╭─ Data for processing

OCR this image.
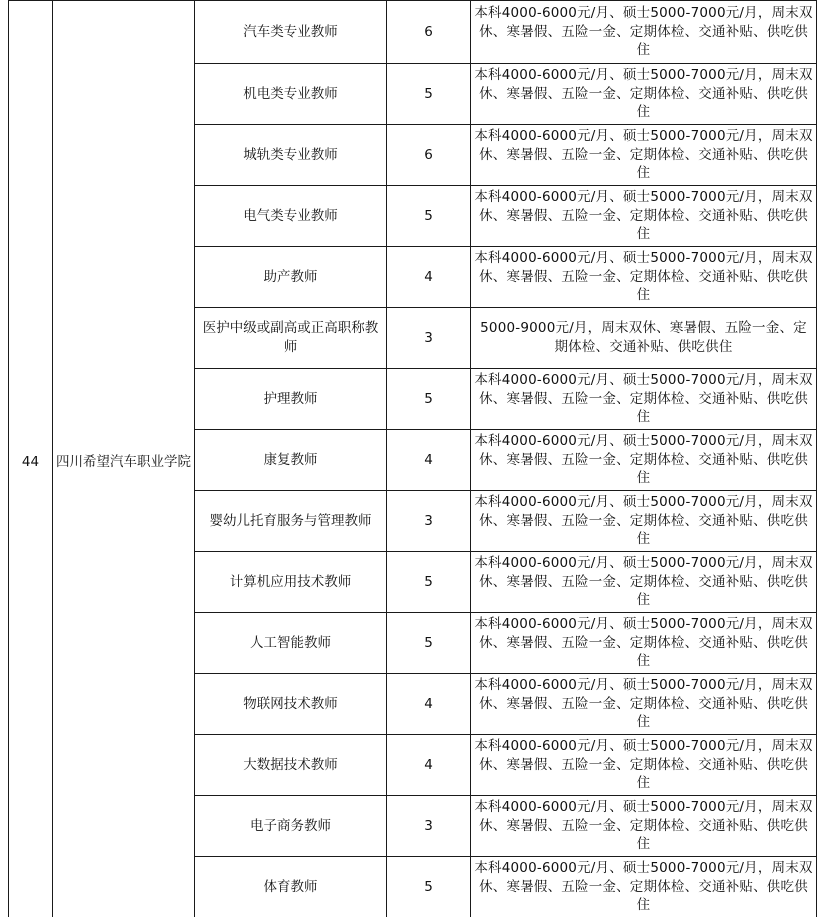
44	四川希望汽车职业学院	汽车类专业教师	6	本科4000-6000元/月、硕士5000-7000元/月，周末双休、寒暑假、五险一金、定期体检、交通补贴、供吃供住
		机电类专业教师	5	本科4000-6000元/月、硕士5000-7000元/月，周末双休、寒暑假、五险一金、定期体检、交通补贴、供吃供住
		城轨类专业教师	6	本科4000-6000元/月、硕士5000-7000元/月，周末双休、寒暑假、五险一金、定期体检、交通补贴、供吃供住
		电气类专业教师	5	本科4000-6000元/月、硕士5000-7000元/月，周末双休、寒暑假、五险一金、定期体检、交通补贴、供吃供住
		助产教师	4	本科4000-6000元/月、硕士5000-7000元/月，周末双休、寒暑假、五险一金、定期体检、交通补贴、供吃供住
		医护中级或副高或正高职称教师	3	5000-9000元/月，周末双休、寒暑假、五险一金、定期体检、交通补贴、供吃供住
		护理教师	5	本科4000-6000元/月、硕士5000-7000元/月，周末双休、寒暑假、五险一金、定期体检、交通补贴、供吃供住
		康复教师	4	本科4000-6000元/月、硕士5000-7000元/月，周末双休、寒暑假、五险一金、定期体检、交通补贴、供吃供住
		婴幼儿托育服务与管理教师	3	本科4000-6000元/月、硕士5000-7000元/月，周末双休、寒暑假、五险一金、定期体检、交通补贴、供吃供住
		计算机应用技术教师	5	本科4000-6000元/月、硕士5000-7000元/月，周末双休、寒暑假、五险一金、定期体检、交通补贴、供吃供住
		人工智能教师	5	本科4000-6000元/月、硕士5000-7000元/月，周末双休、寒暑假、五险一金、定期体检、交通补贴、供吃供住
		物联网技术教师	4	本科4000-6000元/月、硕士5000-7000元/月，周末双休、寒暑假、五险一金、定期体检、交通补贴、供吃供住
		大数据技术教师	4	本科4000-6000元/月、硕士5000-7000元/月，周末双休、寒暑假、五险一金、定期体检、交通补贴、供吃供住
		电子商务教师	3	本科4000-6000元/月、硕士5000-7000元/月，周末双休、寒暑假、五险一金、定期体检、交通补贴、供吃供住
		体育教师	5	本科4000-6000元/月、硕士5000-7000元/月，周末双休、寒暑假、五险一金、定期体检、交通补贴、供吃供住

╰─

All the lines above are to be reproduced exactly, except the pictures.

**Correct result**
OCR this image.
44	四川希望汽车职业学院	汽车类专业教师	6	本科4000-6000元/月、硕士5000-7000元/月，周末双休、寒暑假、五险一金、定期体检、交通补贴、供吃供住
		机电类专业教师	5	本科4000-6000元/月、硕士5000-7000元/月，周末双休、寒暑假、五险一金、定期体检、交通补贴、供吃供住
		城轨类专业教师	6	本科4000-6000元/月、硕士5000-7000元/月，周末双休、寒暑假、五险一金、定期体检、交通补贴、供吃供住
		电气类专业教师	5	本科4000-6000元/月、硕士5000-7000元/月，周末双休、寒暑假、五险一金、定期体检、交通补贴、供吃供住
		助产教师	4	本科4000-6000元/月、硕士5000-7000元/月，周末双休、寒暑假、五险一金、定期体检、交通补贴、供吃供住
		医护中级或副高或正高职称教师	3	5000-9000元/月，周末双休、寒暑假、五险一金、定期体检、交通补贴、供吃供住
		护理教师	5	本科4000-6000元/月、硕士5000-7000元/月，周末双休、寒暑假、五险一金、定期体检、交通补贴、供吃供住
		康复教师	4	本科4000-6000元/月、硕士5000-7000元/月，周末双休、寒暑假、五险一金、定期体检、交通补贴、供吃供住
		婴幼儿托育服务与管理教师	3	本科4000-6000元/月、硕士5000-7000元/月，周末双休、寒暑假、五险一金、定期体检、交通补贴、供吃供住
		计算机应用技术教师	5	本科4000-6000元/月、硕士5000-7000元/月，周末双休、寒暑假、五险一金、定期体检、交通补贴、供吃供住
		人工智能教师	5	本科4000-6000元/月、硕士5000-7000元/月，周末双休、寒暑假、五险一金、定期体检、交通补贴、供吃供住
		物联网技术教师	4	本科4000-6000元/月、硕士5000-7000元/月，周末双休、寒暑假、五险一金、定期体检、交通补贴、供吃供住
		大数据技术教师	4	本科4000-6000元/月、硕士5000-7000元/月，周末双休、寒暑假、五险一金、定期体检、交通补贴、供吃供住
		电子商务教师	3	本科4000-6000元/月、硕士5000-7000元/月，周末双休、寒暑假、五险一金、定期体检、交通补贴、供吃供住
		体育教师	5	本科4000-6000元/月、硕士5000-7000元/月，周末双休、寒暑假、五险一金、定期体检、交通补贴、供吃供住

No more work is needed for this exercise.